-- start TASK INPUT --
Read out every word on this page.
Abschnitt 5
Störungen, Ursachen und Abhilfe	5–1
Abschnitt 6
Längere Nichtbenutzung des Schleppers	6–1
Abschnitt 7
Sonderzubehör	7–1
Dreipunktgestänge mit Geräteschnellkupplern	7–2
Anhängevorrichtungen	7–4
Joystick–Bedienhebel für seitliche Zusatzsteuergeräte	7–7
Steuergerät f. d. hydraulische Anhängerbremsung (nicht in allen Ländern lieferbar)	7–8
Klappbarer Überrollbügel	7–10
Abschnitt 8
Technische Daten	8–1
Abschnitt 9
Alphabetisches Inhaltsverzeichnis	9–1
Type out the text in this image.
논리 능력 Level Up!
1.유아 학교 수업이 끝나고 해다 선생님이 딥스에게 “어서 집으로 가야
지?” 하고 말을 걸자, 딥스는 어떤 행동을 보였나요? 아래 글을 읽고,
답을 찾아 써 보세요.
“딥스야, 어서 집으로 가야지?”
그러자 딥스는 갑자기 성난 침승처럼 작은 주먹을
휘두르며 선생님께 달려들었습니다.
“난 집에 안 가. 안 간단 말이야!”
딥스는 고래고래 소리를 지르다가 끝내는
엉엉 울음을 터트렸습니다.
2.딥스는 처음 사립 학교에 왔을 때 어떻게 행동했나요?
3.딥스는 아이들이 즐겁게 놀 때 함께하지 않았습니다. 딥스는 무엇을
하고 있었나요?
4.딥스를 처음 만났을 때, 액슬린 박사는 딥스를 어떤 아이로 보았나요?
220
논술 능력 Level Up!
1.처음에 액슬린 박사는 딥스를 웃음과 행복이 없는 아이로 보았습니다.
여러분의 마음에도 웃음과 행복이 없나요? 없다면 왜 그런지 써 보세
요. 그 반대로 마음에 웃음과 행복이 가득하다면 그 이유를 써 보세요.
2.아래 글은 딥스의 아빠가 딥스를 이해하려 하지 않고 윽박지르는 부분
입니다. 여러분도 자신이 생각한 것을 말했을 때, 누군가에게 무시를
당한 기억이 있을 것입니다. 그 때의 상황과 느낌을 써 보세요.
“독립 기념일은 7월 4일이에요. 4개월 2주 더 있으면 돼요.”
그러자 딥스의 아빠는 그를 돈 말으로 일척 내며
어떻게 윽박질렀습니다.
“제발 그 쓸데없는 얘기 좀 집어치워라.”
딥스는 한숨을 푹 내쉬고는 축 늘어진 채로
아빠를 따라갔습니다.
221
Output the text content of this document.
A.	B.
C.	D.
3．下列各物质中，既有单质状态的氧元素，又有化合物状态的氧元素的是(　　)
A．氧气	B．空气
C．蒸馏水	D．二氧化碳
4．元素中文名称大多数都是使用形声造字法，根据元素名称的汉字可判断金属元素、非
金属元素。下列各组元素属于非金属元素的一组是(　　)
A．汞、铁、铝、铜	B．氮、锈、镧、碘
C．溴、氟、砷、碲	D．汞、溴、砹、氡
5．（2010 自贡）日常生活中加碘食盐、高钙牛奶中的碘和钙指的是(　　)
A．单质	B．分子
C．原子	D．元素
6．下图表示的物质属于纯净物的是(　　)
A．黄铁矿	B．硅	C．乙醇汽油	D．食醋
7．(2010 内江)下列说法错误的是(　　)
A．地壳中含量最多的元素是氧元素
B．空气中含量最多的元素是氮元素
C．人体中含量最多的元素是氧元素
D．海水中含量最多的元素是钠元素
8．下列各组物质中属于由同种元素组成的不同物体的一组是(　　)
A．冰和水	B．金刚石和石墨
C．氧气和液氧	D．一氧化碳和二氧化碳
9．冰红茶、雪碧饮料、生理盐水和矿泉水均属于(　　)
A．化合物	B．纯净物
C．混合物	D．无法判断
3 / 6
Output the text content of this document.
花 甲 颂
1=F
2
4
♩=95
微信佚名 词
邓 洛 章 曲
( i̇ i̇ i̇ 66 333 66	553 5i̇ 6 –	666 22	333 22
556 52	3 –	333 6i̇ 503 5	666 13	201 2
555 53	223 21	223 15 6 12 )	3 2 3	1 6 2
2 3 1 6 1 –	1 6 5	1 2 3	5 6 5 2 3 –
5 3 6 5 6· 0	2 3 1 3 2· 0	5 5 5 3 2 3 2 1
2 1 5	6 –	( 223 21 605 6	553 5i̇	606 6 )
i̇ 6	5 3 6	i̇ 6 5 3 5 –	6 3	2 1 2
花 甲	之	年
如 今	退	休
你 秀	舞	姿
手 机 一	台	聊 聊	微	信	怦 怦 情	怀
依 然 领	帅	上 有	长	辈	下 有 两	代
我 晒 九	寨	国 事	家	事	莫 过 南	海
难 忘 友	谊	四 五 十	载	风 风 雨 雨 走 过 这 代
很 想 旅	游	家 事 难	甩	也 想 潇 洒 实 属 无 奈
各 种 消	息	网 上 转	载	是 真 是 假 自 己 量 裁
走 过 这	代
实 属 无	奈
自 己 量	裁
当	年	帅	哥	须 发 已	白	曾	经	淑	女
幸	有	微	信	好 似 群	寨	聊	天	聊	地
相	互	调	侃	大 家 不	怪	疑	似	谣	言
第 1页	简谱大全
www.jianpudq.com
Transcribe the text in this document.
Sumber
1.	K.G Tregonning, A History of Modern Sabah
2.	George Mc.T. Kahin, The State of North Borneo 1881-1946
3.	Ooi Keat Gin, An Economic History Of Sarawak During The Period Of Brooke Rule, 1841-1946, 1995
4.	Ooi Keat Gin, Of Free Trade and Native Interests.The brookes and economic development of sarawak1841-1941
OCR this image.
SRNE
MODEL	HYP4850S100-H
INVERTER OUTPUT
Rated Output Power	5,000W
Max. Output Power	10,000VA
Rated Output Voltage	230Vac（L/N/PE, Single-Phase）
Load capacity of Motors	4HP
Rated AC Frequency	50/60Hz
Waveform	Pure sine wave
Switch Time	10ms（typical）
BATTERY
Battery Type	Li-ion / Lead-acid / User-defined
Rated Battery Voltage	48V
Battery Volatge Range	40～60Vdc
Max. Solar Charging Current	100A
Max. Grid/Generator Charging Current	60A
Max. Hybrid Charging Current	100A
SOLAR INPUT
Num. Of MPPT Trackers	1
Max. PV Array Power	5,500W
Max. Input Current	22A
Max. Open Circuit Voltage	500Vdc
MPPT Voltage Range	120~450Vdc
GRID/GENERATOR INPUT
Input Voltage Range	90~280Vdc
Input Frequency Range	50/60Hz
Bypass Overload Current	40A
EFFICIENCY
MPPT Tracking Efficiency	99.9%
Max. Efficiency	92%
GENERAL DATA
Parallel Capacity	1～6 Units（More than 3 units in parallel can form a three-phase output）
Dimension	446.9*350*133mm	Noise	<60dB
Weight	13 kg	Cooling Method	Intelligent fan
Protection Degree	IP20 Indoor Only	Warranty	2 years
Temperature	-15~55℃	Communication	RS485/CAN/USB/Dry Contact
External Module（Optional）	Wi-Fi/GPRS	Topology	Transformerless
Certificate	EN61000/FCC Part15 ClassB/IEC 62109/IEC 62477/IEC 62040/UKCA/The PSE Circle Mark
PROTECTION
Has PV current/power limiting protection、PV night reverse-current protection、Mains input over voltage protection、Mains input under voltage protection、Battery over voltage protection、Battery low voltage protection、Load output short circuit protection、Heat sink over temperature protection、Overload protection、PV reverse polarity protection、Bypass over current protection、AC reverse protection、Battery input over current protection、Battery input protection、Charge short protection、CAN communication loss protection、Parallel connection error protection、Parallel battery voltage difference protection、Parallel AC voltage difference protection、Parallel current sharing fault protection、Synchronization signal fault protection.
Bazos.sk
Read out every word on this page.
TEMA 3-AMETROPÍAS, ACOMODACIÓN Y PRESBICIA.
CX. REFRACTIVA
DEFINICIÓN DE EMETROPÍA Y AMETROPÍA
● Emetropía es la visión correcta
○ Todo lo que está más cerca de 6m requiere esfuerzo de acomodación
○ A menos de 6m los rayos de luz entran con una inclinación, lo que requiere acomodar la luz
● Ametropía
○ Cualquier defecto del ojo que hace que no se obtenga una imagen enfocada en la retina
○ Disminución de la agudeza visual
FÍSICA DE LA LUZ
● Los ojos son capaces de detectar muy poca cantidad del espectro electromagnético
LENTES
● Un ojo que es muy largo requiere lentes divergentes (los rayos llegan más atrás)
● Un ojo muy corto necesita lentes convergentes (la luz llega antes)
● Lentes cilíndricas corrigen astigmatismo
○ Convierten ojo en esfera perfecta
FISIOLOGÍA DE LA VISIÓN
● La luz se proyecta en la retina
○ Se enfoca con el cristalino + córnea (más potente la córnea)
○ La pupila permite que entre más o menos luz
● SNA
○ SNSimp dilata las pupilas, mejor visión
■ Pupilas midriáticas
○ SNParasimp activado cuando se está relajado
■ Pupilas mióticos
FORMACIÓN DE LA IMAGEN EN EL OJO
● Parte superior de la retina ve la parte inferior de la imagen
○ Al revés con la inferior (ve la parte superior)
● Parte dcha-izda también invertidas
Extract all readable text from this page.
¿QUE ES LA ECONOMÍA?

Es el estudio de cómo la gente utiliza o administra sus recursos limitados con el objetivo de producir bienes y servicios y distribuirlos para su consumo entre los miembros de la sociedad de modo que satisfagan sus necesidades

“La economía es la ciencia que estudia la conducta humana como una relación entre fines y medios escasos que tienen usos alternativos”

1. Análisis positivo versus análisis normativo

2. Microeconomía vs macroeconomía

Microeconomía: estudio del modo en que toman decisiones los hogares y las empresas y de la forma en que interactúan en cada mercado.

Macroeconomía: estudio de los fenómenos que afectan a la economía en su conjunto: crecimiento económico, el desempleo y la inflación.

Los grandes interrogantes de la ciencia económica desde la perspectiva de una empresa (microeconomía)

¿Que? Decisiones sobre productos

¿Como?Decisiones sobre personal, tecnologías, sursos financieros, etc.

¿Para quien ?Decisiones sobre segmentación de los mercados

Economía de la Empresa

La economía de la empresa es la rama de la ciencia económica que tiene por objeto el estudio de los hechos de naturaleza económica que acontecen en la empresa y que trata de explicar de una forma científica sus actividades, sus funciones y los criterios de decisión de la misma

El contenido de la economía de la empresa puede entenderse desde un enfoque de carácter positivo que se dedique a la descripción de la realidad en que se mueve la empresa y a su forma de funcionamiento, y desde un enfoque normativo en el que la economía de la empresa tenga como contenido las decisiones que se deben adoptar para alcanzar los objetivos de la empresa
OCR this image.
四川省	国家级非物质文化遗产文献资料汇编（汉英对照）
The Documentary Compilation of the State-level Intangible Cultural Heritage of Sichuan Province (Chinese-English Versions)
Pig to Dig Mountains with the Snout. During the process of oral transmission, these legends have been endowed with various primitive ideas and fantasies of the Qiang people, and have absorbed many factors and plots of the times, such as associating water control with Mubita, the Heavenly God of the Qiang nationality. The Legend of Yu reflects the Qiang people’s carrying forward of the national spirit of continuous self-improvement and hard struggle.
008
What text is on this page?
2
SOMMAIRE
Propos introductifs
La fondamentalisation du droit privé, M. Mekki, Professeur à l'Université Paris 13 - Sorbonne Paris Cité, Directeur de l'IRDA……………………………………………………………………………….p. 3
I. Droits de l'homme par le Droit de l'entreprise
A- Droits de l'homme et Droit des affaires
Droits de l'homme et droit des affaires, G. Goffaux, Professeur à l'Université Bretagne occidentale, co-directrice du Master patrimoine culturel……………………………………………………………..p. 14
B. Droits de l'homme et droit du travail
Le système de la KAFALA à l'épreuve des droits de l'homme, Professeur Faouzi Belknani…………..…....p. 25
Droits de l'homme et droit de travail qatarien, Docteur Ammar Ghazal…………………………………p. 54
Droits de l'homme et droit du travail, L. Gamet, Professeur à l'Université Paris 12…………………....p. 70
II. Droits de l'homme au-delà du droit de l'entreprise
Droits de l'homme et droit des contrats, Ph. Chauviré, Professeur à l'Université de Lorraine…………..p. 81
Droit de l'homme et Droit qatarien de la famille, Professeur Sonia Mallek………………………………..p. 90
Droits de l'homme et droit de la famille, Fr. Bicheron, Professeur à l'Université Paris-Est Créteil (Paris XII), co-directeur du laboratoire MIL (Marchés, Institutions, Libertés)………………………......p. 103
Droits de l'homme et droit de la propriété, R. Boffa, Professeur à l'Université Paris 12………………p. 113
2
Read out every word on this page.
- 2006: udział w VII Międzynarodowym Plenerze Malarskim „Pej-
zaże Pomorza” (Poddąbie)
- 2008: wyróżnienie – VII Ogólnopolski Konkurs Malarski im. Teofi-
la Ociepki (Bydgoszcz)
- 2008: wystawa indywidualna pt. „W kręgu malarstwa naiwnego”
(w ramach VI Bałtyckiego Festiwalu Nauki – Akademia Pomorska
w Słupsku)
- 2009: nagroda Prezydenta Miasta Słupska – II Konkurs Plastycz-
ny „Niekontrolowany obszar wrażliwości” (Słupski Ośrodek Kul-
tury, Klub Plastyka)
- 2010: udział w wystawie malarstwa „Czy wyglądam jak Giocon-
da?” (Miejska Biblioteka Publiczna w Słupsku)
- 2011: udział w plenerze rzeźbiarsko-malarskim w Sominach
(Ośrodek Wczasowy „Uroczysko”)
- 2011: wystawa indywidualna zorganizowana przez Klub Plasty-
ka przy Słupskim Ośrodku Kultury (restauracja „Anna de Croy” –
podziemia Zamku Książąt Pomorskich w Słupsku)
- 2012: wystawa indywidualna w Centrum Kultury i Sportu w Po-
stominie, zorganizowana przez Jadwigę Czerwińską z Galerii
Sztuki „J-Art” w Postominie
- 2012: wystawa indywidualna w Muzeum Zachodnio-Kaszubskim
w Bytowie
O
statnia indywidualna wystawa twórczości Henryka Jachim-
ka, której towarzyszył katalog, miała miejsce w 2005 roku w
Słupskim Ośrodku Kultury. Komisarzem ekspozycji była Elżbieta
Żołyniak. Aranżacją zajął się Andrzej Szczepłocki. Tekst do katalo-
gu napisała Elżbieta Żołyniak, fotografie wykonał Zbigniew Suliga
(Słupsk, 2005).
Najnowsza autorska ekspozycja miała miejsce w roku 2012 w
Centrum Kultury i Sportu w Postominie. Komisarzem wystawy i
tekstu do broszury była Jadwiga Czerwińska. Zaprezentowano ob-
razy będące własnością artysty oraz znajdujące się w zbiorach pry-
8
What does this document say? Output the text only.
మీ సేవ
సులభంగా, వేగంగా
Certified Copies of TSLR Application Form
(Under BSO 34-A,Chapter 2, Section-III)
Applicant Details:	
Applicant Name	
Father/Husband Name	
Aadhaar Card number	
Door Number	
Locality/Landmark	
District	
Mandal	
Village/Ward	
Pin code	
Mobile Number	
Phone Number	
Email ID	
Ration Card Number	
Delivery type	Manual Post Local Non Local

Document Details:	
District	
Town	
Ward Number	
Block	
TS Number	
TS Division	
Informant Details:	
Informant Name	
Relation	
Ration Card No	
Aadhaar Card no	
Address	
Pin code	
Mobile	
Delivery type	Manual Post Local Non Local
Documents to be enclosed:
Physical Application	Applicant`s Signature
-- end TASK INPUT --
## TASK BRIEF
Reproduce every line of the listing above in which the string "miała" appears.

## SOLUTION
ka, której towarzyszył katalog, miała miejsce w 2005 roku w
Najnowsza autorska ekspozycja miała miejsce w roku 2012 w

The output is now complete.